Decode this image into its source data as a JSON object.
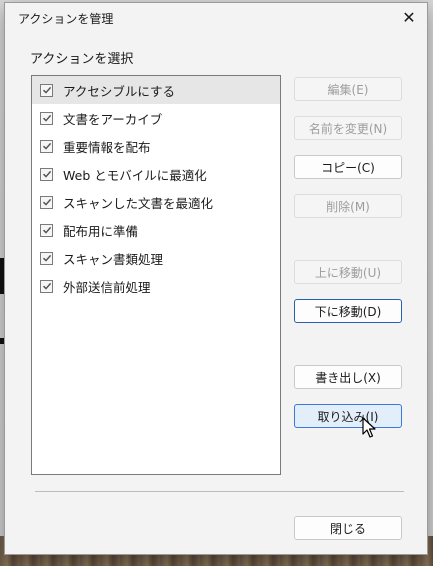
{
  "dialog": {
    "title": "アクションを管理",
    "section_label": "アクションを選択"
  },
  "actions": [
    {
      "label": "アクセシブルにする",
      "checked": true,
      "selected": true
    },
    {
      "label": "文書をアーカイブ",
      "checked": true,
      "selected": false
    },
    {
      "label": "重要情報を配布",
      "checked": true,
      "selected": false
    },
    {
      "label": "Web とモバイルに最適化",
      "checked": true,
      "selected": false
    },
    {
      "label": "スキャンした文書を最適化",
      "checked": true,
      "selected": false
    },
    {
      "label": "配布用に準備",
      "checked": true,
      "selected": false
    },
    {
      "label": "スキャン書類処理",
      "checked": true,
      "selected": false
    },
    {
      "label": "外部送信前処理",
      "checked": true,
      "selected": false
    }
  ],
  "buttons": {
    "edit": "編集(E)",
    "rename": "名前を変更(N)",
    "copy": "コピー(C)",
    "delete": "削除(M)",
    "move_up": "上に移動(U)",
    "move_down": "下に移動(D)",
    "export": "書き出し(X)",
    "import": "取り込み(I)",
    "close": "閉じる"
  },
  "icons": {
    "close": "close-icon",
    "check": "check-icon",
    "cursor": "mouse-pointer-icon"
  },
  "colors": {
    "focus_border": "#2a5fb0",
    "hover_background": "#e3eefb",
    "disabled_text": "#9d9d9d",
    "selected_row": "#e6e6e6"
  }
}
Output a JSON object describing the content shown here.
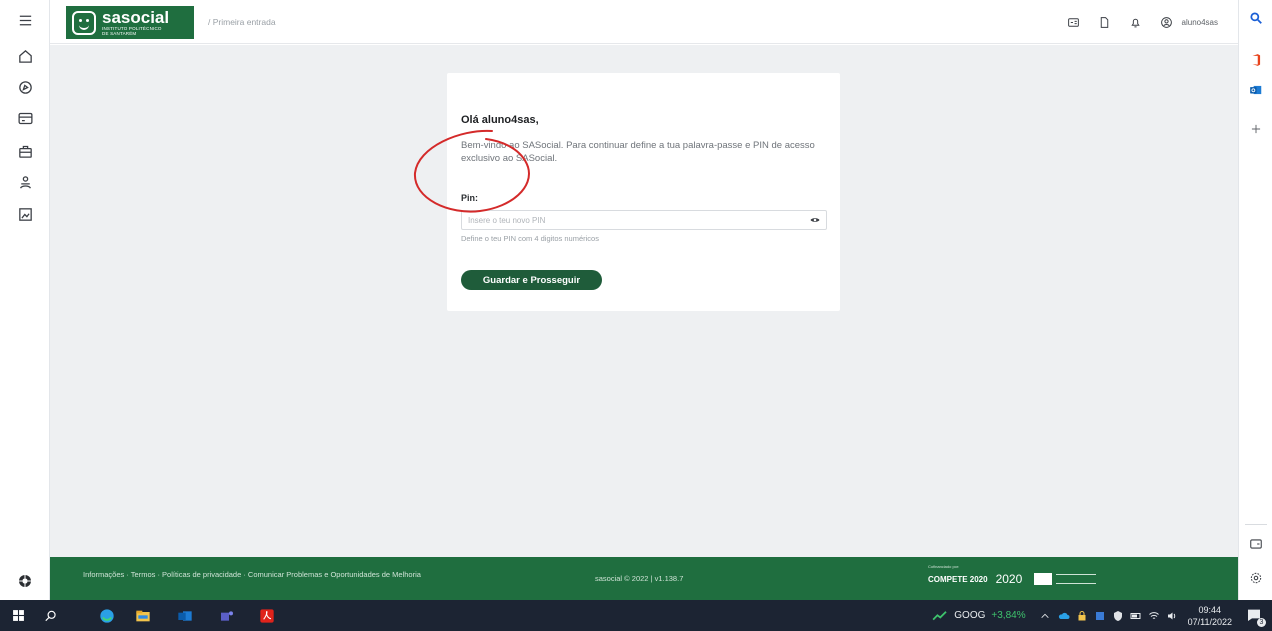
{
  "header": {
    "brand": "sasocial",
    "institution_line1": "INSTITUTO POLITÉCNICO",
    "institution_line2": "DE SANTARÉM",
    "breadcrumb": "/  Primeira entrada",
    "username": "aluno4sas"
  },
  "card": {
    "greeting": "Olá aluno4sas,",
    "intro": "Bem-vindo ao SASocial. Para continuar define a tua palavra-passe e PIN de acesso exclusivo ao SASocial.",
    "pin_label": "Pin:",
    "pin_placeholder": "Insere o teu novo PIN",
    "pin_value": "",
    "pin_hint": "Define o teu PIN com 4 digitos numéricos",
    "submit_label": "Guardar e Prosseguir"
  },
  "footer": {
    "links": "Informações · Termos · Políticas de privacidade · Comunicar Problemas e Oportunidades de Melhoria",
    "copyright": "sasocial © 2022 | v1.138.7",
    "funding_small": "Cofinanciado por:",
    "compete": "COMPETE 2020",
    "portugal2020": "2020"
  },
  "taskbar": {
    "stock_symbol": "GOOG",
    "stock_change": "+3,84%",
    "time": "09:44",
    "date": "07/11/2022",
    "notifications": "3"
  },
  "colors": {
    "brand_green": "#1f6e3f",
    "button_green": "#1f5c3a",
    "content_bg": "#eef0f2",
    "annotation_red": "#d42a2a"
  }
}
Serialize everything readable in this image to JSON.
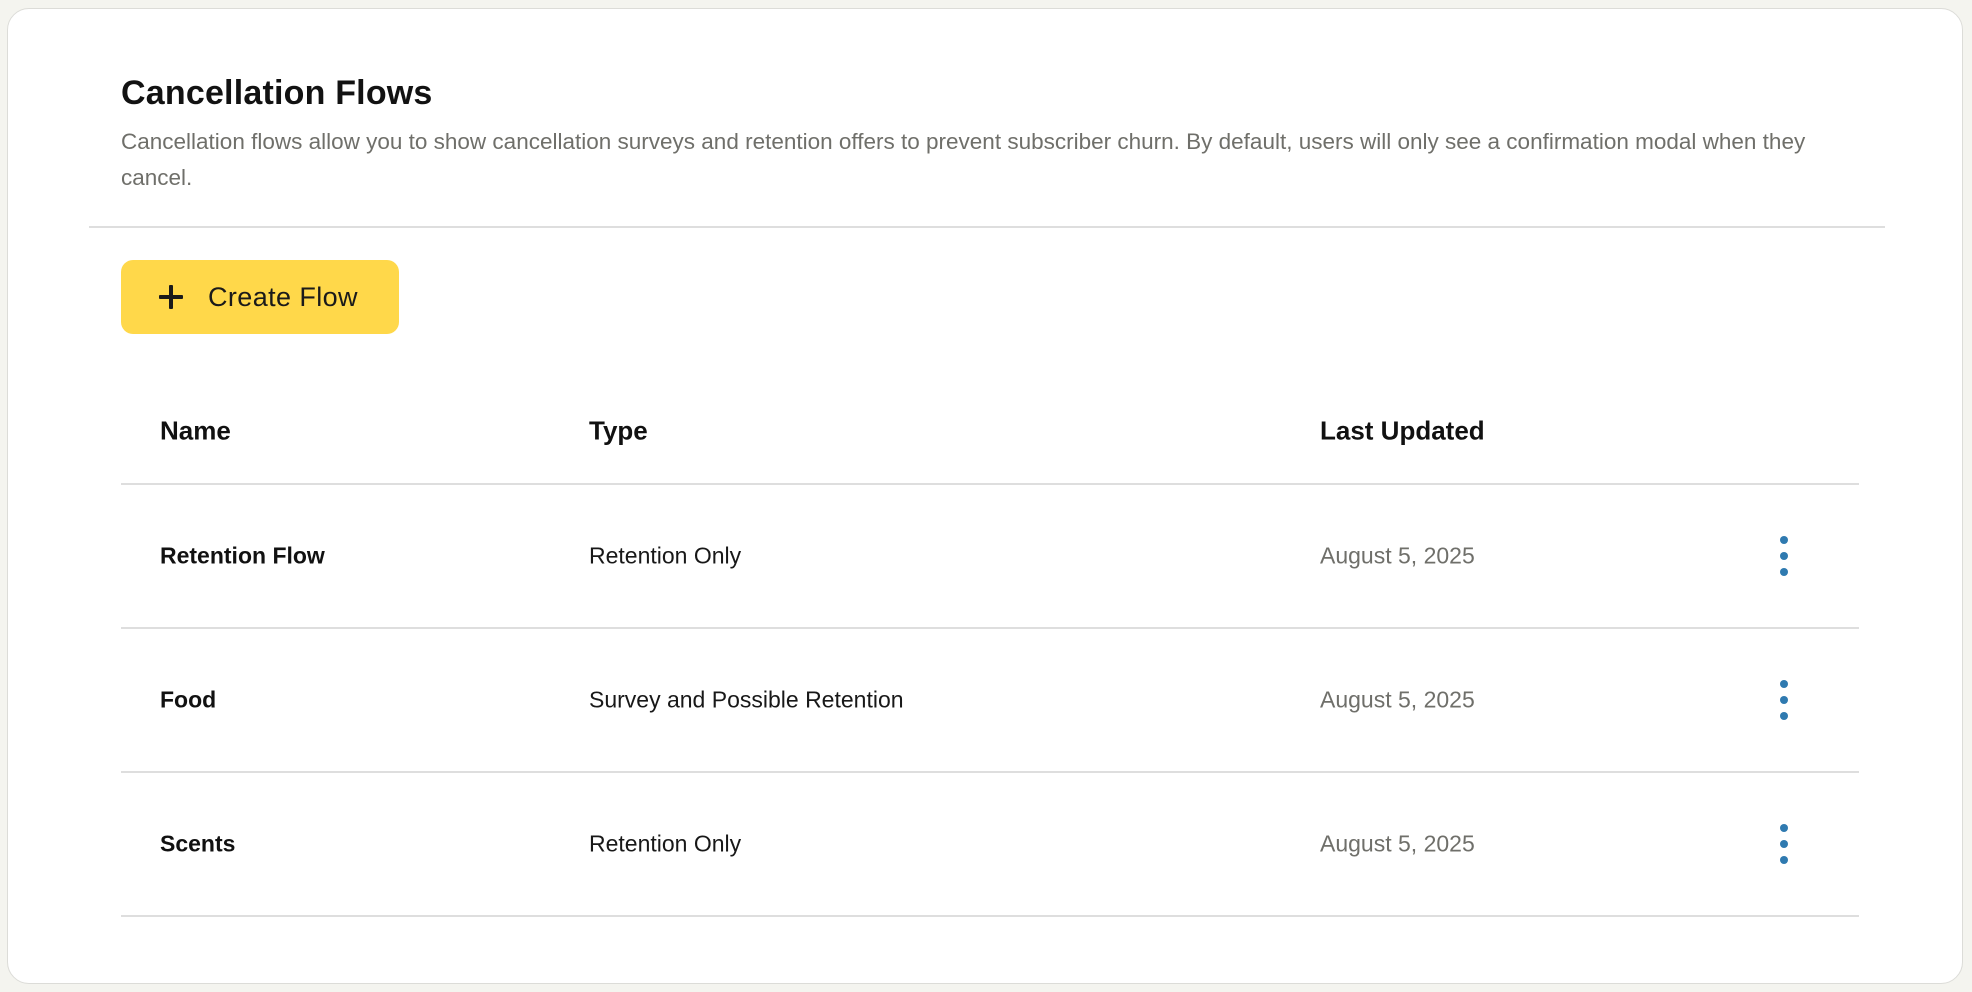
{
  "header": {
    "title": "Cancellation Flows",
    "description": "Cancellation flows allow you to show cancellation surveys and retention offers to prevent subscriber churn. By default, users will only see a confirmation modal when they cancel."
  },
  "actions": {
    "create_label": "Create Flow",
    "create_icon": "plus-icon"
  },
  "table": {
    "columns": {
      "name": "Name",
      "type": "Type",
      "last_updated": "Last Updated"
    },
    "rows": [
      {
        "name": "Retention Flow",
        "type": "Retention Only",
        "last_updated": "August 5, 2025",
        "menu_icon": "more-vertical-icon"
      },
      {
        "name": "Food",
        "type": "Survey and Possible Retention",
        "last_updated": "August 5, 2025",
        "menu_icon": "more-vertical-icon"
      },
      {
        "name": "Scents",
        "type": "Retention Only",
        "last_updated": "August 5, 2025",
        "menu_icon": "more-vertical-icon"
      }
    ]
  },
  "colors": {
    "accent_button": "#ffd84a",
    "menu_icon": "#2f7ab0",
    "muted_text": "#6f6f6a",
    "divider": "#dedede"
  }
}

——————————

EXERCISE AIM
Quote the records above in full, dropping each picture.

THE ANSWER
Decode this image into its source data as a JSON object.
{
  "dialog": {
    "title": "アクションを管理",
    "section_label": "アクションを選択"
  },
  "actions": [
    {
      "label": "アクセシブルにする",
      "checked": true,
      "selected": true
    },
    {
      "label": "文書をアーカイブ",
      "checked": true,
      "selected": false
    },
    {
      "label": "重要情報を配布",
      "checked": true,
      "selected": false
    },
    {
      "label": "Web とモバイルに最適化",
      "checked": true,
      "selected": false
    },
    {
      "label": "スキャンした文書を最適化",
      "checked": true,
      "selected": false
    },
    {
      "label": "配布用に準備",
      "checked": true,
      "selected": false
    },
    {
      "label": "スキャン書類処理",
      "checked": true,
      "selected": false
    },
    {
      "label": "外部送信前処理",
      "checked": true,
      "selected": false
    }
  ],
  "buttons": {
    "edit": "編集(E)",
    "rename": "名前を変更(N)",
    "copy": "コピー(C)",
    "delete": "削除(M)",
    "move_up": "上に移動(U)",
    "move_down": "下に移動(D)",
    "export": "書き出し(X)",
    "import": "取り込み(I)",
    "close": "閉じる"
  },
  "icons": {
    "close": "close-icon",
    "check": "check-icon",
    "cursor": "mouse-pointer-icon"
  },
  "colors": {
    "focus_border": "#2a5fb0",
    "hover_background": "#e3eefb",
    "disabled_text": "#9d9d9d",
    "selected_row": "#e6e6e6"
  }
}
Output a JSON object describing the content shown here.
{
  "header": {
    "brand": "sasocial",
    "institution_line1": "INSTITUTO POLITÉCNICO",
    "institution_line2": "DE SANTARÉM",
    "breadcrumb": "/  Primeira entrada",
    "username": "aluno4sas"
  },
  "card": {
    "greeting": "Olá aluno4sas,",
    "intro": "Bem-vindo ao SASocial. Para continuar define a tua palavra-passe e PIN de acesso exclusivo ao SASocial.",
    "pin_label": "Pin:",
    "pin_placeholder": "Insere o teu novo PIN",
    "pin_value": "",
    "pin_hint": "Define o teu PIN com 4 digitos numéricos",
    "submit_label": "Guardar e Prosseguir"
  },
  "footer": {
    "links": "Informações · Termos · Políticas de privacidade · Comunicar Problemas e Oportunidades de Melhoria",
    "copyright": "sasocial © 2022 | v1.138.7",
    "funding_small": "Cofinanciado por:",
    "compete": "COMPETE 2020",
    "portugal2020": "2020"
  },
  "taskbar": {
    "stock_symbol": "GOOG",
    "stock_change": "+3,84%",
    "time": "09:44",
    "date": "07/11/2022",
    "notifications": "3"
  },
  "colors": {
    "brand_green": "#1f6e3f",
    "button_green": "#1f5c3a",
    "content_bg": "#eef0f2",
    "annotation_red": "#d42a2a"
  }
}
Serialize everything readable in this image to JSON.
{
  "header": {
    "title": "Cancellation Flows",
    "description": "Cancellation flows allow you to show cancellation surveys and retention offers to prevent subscriber churn. By default, users will only see a confirmation modal when they cancel."
  },
  "actions": {
    "create_label": "Create Flow",
    "create_icon": "plus-icon"
  },
  "table": {
    "columns": {
      "name": "Name",
      "type": "Type",
      "last_updated": "Last Updated"
    },
    "rows": [
      {
        "name": "Retention Flow",
        "type": "Retention Only",
        "last_updated": "August 5, 2025",
        "menu_icon": "more-vertical-icon"
      },
      {
        "name": "Food",
        "type": "Survey and Possible Retention",
        "last_updated": "August 5, 2025",
        "menu_icon": "more-vertical-icon"
      },
      {
        "name": "Scents",
        "type": "Retention Only",
        "last_updated": "August 5, 2025",
        "menu_icon": "more-vertical-icon"
      }
    ]
  },
  "colors": {
    "accent_button": "#ffd84a",
    "menu_icon": "#2f7ab0",
    "muted_text": "#6f6f6a",
    "divider": "#dedede"
  }
}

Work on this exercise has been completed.